**Problem details:** Return all lines in the material below that contain "obozie".

(Recorded data)
======

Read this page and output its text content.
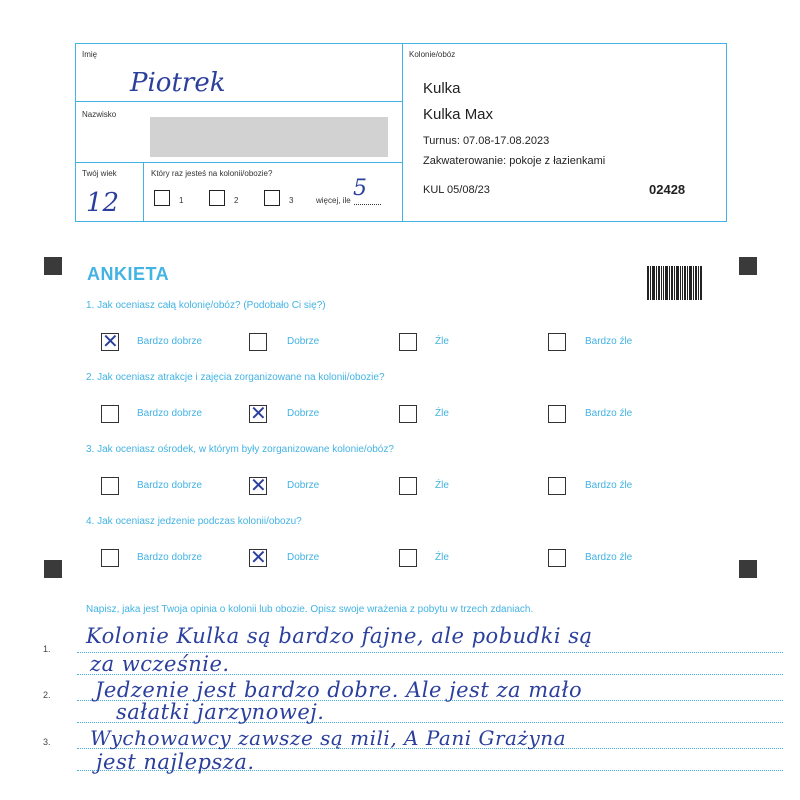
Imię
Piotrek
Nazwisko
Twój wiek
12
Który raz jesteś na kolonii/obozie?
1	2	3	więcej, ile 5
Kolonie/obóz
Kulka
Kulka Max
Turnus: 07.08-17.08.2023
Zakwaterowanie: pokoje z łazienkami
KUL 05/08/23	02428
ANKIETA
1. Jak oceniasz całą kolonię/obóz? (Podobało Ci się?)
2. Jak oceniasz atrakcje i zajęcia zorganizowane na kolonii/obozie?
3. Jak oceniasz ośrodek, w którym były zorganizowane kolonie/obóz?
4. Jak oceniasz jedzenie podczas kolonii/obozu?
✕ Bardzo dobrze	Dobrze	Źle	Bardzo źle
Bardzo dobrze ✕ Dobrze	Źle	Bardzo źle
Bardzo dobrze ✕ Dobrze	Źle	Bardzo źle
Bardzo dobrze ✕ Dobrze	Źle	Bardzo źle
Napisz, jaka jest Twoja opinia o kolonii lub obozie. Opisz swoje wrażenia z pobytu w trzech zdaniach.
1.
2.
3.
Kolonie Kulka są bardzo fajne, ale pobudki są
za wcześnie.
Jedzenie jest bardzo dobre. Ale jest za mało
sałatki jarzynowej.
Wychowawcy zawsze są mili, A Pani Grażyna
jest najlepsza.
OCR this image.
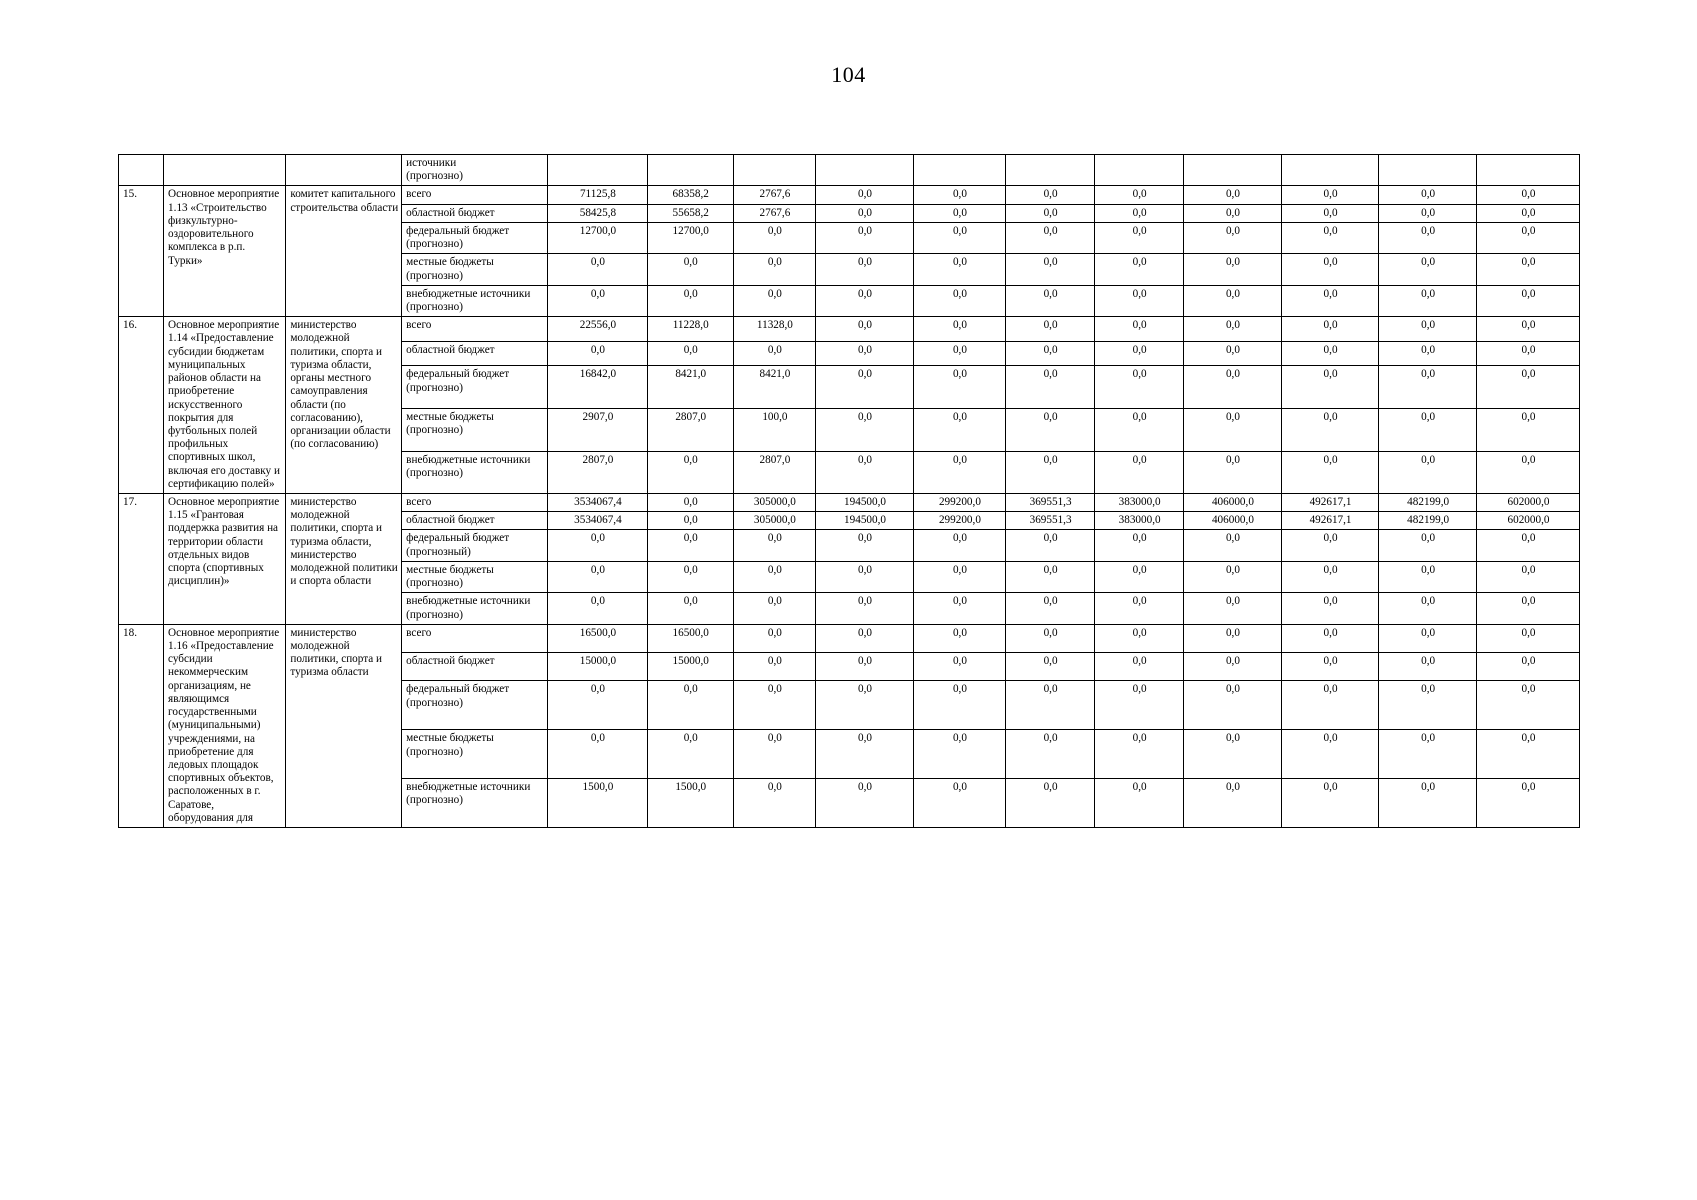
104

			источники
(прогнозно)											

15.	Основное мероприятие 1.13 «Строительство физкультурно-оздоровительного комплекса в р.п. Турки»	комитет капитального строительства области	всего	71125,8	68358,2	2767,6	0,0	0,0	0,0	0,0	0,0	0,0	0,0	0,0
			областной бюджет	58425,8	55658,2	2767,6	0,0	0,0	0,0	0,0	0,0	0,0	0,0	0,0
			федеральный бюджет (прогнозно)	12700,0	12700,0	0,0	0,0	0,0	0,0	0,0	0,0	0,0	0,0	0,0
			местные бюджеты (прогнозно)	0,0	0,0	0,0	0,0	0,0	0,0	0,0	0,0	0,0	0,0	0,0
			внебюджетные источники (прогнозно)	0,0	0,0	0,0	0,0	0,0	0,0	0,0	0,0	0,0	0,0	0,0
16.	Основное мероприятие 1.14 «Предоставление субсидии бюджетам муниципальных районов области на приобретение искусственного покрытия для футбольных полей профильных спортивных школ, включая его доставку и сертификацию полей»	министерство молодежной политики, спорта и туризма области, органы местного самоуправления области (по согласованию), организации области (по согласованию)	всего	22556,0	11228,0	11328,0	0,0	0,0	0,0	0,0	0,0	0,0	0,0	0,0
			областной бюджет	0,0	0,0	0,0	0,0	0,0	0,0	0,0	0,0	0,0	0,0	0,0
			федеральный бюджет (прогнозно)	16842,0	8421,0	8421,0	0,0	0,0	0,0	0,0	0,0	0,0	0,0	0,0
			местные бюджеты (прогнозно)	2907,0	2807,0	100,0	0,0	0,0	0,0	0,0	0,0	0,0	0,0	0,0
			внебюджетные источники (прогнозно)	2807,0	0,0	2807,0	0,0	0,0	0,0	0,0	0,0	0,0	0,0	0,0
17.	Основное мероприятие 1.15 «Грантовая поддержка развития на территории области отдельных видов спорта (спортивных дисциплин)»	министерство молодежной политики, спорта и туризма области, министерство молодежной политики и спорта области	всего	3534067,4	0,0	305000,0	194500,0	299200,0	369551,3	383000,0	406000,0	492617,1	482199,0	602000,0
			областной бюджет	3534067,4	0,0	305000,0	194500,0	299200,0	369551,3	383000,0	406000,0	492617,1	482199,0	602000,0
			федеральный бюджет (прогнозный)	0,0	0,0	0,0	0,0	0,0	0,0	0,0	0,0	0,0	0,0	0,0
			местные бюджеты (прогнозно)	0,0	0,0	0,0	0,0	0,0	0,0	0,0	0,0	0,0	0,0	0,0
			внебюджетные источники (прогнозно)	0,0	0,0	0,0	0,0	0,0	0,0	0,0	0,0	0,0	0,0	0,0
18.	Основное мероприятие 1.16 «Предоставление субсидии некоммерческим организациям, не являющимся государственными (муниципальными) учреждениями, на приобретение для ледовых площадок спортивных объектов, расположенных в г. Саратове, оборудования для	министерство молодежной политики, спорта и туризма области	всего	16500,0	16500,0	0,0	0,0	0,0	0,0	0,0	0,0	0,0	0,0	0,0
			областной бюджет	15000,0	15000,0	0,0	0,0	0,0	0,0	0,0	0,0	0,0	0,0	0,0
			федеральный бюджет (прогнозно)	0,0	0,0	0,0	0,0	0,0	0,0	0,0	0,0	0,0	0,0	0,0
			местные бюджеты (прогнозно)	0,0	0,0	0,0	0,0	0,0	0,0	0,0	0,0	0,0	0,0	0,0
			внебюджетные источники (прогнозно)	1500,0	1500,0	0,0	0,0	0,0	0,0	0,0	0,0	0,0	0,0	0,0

======

**The solution:**
Który raz jesteś na kolonii/obozie?
2. Jak oceniasz atrakcje i zajęcia zorganizowane na kolonii/obozie?
Napisz, jaka jest Twoja opinia o kolonii lub obozie. Opisz swoje wrażenia z pobytu w trzech zdaniach.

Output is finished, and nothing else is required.